**SET TASK:** Pick out each line below containing "this".

-------- RECORDS TO USE --------

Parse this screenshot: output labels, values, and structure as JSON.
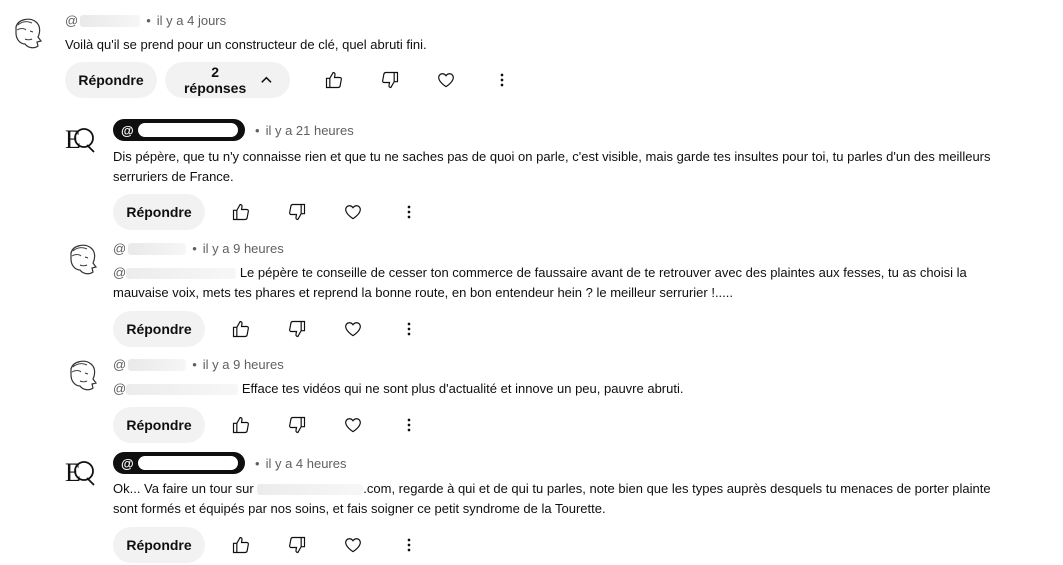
{
  "comments": [
    {
      "handle": "@",
      "time": "il y a 4 jours",
      "text": "Voilà qu'il se prend pour un constructeur de clé, quel abruti fini.",
      "reply_label": "Répondre",
      "replies_label": "2 réponses"
    },
    {
      "handle": "@",
      "time": "il y a 21 heures",
      "text": "Dis pépère, que tu n'y connaisse rien et que tu ne saches pas de quoi on parle, c'est visible, mais garde tes insultes pour toi, tu parles d'un des meilleurs serruriers de France.",
      "reply_label": "Répondre"
    },
    {
      "handle": "@",
      "time": "il y a 9 heures",
      "mention": "@",
      "text": "Le pépère te conseille de cesser ton commerce de faussaire avant de te retrouver avec des plaintes aux fesses, tu as choisi la mauvaise voix, mets tes phares et reprend la bonne route, en bon entendeur hein ? le meilleur serrurier !.....",
      "reply_label": "Répondre"
    },
    {
      "handle": "@",
      "time": "il y a 9 heures",
      "mention": "@",
      "text": "Efface tes vidéos qui ne sont plus d'actualité et innove un peu, pauvre abruti.",
      "reply_label": "Répondre"
    },
    {
      "handle": "@",
      "time": "il y a 4 heures",
      "text_prefix": "Ok... Va faire un tour sur",
      "text": ".com, regarde à qui et de qui tu parles, note bien que les types auprès desquels tu menaces de porter plainte sont formés et équipés par nos soins, et fais soigner ce petit syndrome de la Tourette.",
      "reply_label": "Répondre"
    }
  ],
  "icons": [
    "like-icon",
    "dislike-icon",
    "heart-icon",
    "more-vert-icon",
    "chevron-up-icon"
  ]
}
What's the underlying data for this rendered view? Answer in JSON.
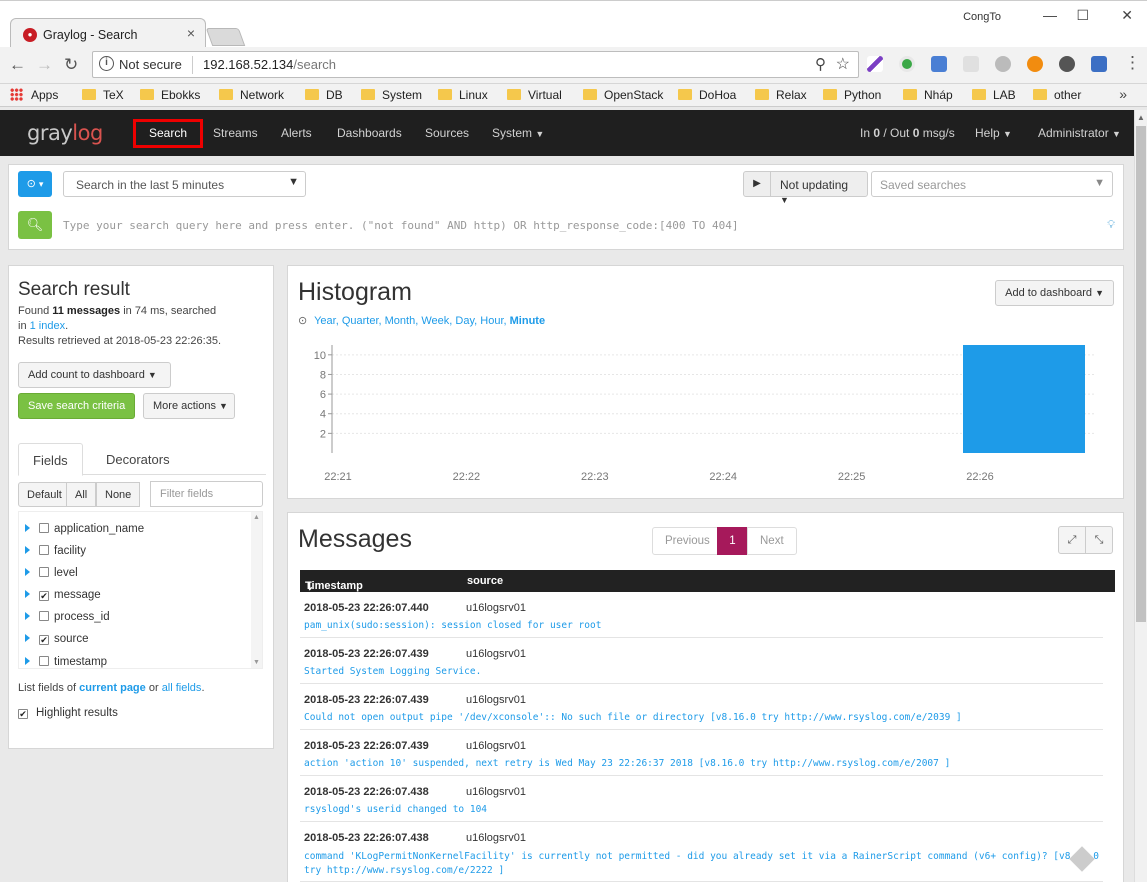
{
  "browser": {
    "tab_title": "Graylog - Search",
    "window_user": "CongTo",
    "omnibox": {
      "security": "Not secure",
      "host": "192.168.52.134",
      "path": "/search"
    },
    "bookmarks": [
      "Apps",
      "TeX",
      "Ebokks",
      "Network",
      "DB",
      "System",
      "Linux",
      "Virtual",
      "OpenStack",
      "DoHoa",
      "Relax",
      "Python",
      "Nháp",
      "LAB",
      "other"
    ],
    "bookmarks_more": "»"
  },
  "nav": {
    "logo_main": "gray",
    "logo_accent": "log",
    "items": [
      "Search",
      "Streams",
      "Alerts",
      "Dashboards",
      "Sources",
      "System"
    ],
    "throughput_prefix": "In ",
    "throughput_in": "0",
    "throughput_mid": " / Out ",
    "throughput_out": "0",
    "throughput_suffix": " msg/s",
    "help": "Help",
    "user": "Administrator"
  },
  "searchbar": {
    "range_label": "Search in the last 5 minutes",
    "updating": "Not updating",
    "saved_placeholder": "Saved searches",
    "query_placeholder": "Type your search query here and press enter. (\"not found\" AND http) OR http_response_code:[400 TO 404]"
  },
  "result": {
    "title": "Search result",
    "found_prefix": "Found ",
    "found_count": "11 messages",
    "found_suffix": " in 74 ms, searched",
    "in_prefix": "in ",
    "index_link": "1 index",
    "retrieved": "Results retrieved at 2018-05-23 22:26:35.",
    "add_count": "Add count to dashboard",
    "save_criteria": "Save search criteria",
    "more_actions": "More actions",
    "tabs": [
      "Fields",
      "Decorators"
    ],
    "filter_buttons": [
      "Default",
      "All",
      "None"
    ],
    "filter_placeholder": "Filter fields",
    "fields": [
      {
        "name": "application_name",
        "checked": false
      },
      {
        "name": "facility",
        "checked": false
      },
      {
        "name": "level",
        "checked": false
      },
      {
        "name": "message",
        "checked": true
      },
      {
        "name": "process_id",
        "checked": false
      },
      {
        "name": "source",
        "checked": true
      },
      {
        "name": "timestamp",
        "checked": false
      }
    ],
    "list_prefix": "List fields of ",
    "current_page": "current page",
    "list_or": " or ",
    "all_fields": "all fields",
    "list_end": ".",
    "highlight": "Highlight results"
  },
  "histogram": {
    "title": "Histogram",
    "add_to_dashboard": "Add to dashboard",
    "resolutions": [
      "Year",
      "Quarter",
      "Month",
      "Week",
      "Day",
      "Hour",
      "Minute"
    ],
    "active_resolution": "Minute"
  },
  "chart_data": {
    "type": "bar",
    "title": "",
    "xlabel": "",
    "ylabel": "",
    "categories": [
      "22:21",
      "22:22",
      "22:23",
      "22:24",
      "22:25",
      "22:26"
    ],
    "values": [
      0,
      0,
      0,
      0,
      0,
      11
    ],
    "yticks": [
      2,
      4,
      6,
      8,
      10
    ],
    "ylim": [
      0,
      11
    ],
    "grid": true,
    "bar_color": "#1e9be8"
  },
  "messages": {
    "title": "Messages",
    "pager": [
      "Previous",
      "1",
      "Next"
    ],
    "columns": [
      "Timestamp",
      "source"
    ],
    "rows": [
      {
        "ts": "2018-05-23 22:26:07.440",
        "source": "u16logsrv01",
        "msg": "pam_unix(sudo:session): session closed for user root"
      },
      {
        "ts": "2018-05-23 22:26:07.439",
        "source": "u16logsrv01",
        "msg": "Started System Logging Service."
      },
      {
        "ts": "2018-05-23 22:26:07.439",
        "source": "u16logsrv01",
        "msg": "Could not open output pipe '/dev/xconsole':: No such file or directory [v8.16.0 try http://www.rsyslog.com/e/2039 ]"
      },
      {
        "ts": "2018-05-23 22:26:07.439",
        "source": "u16logsrv01",
        "msg": "action 'action 10' suspended, next retry is Wed May 23 22:26:37 2018 [v8.16.0 try http://www.rsyslog.com/e/2007 ]"
      },
      {
        "ts": "2018-05-23 22:26:07.438",
        "source": "u16logsrv01",
        "msg": "rsyslogd's userid changed to 104"
      },
      {
        "ts": "2018-05-23 22:26:07.438",
        "source": "u16logsrv01",
        "msg": "command 'KLogPermitNonKernelFacility' is currently not permitted - did you already set it via a RainerScript command (v6+ config)? [v8.16.0 try http://www.rsyslog.com/e/2222 ]"
      }
    ]
  }
}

--------

**WORKED ANSWER:**
Parse this screenshot: output labels, values, and structure as JSON.
What's the underlying data for this rendered view? Answer in JSON.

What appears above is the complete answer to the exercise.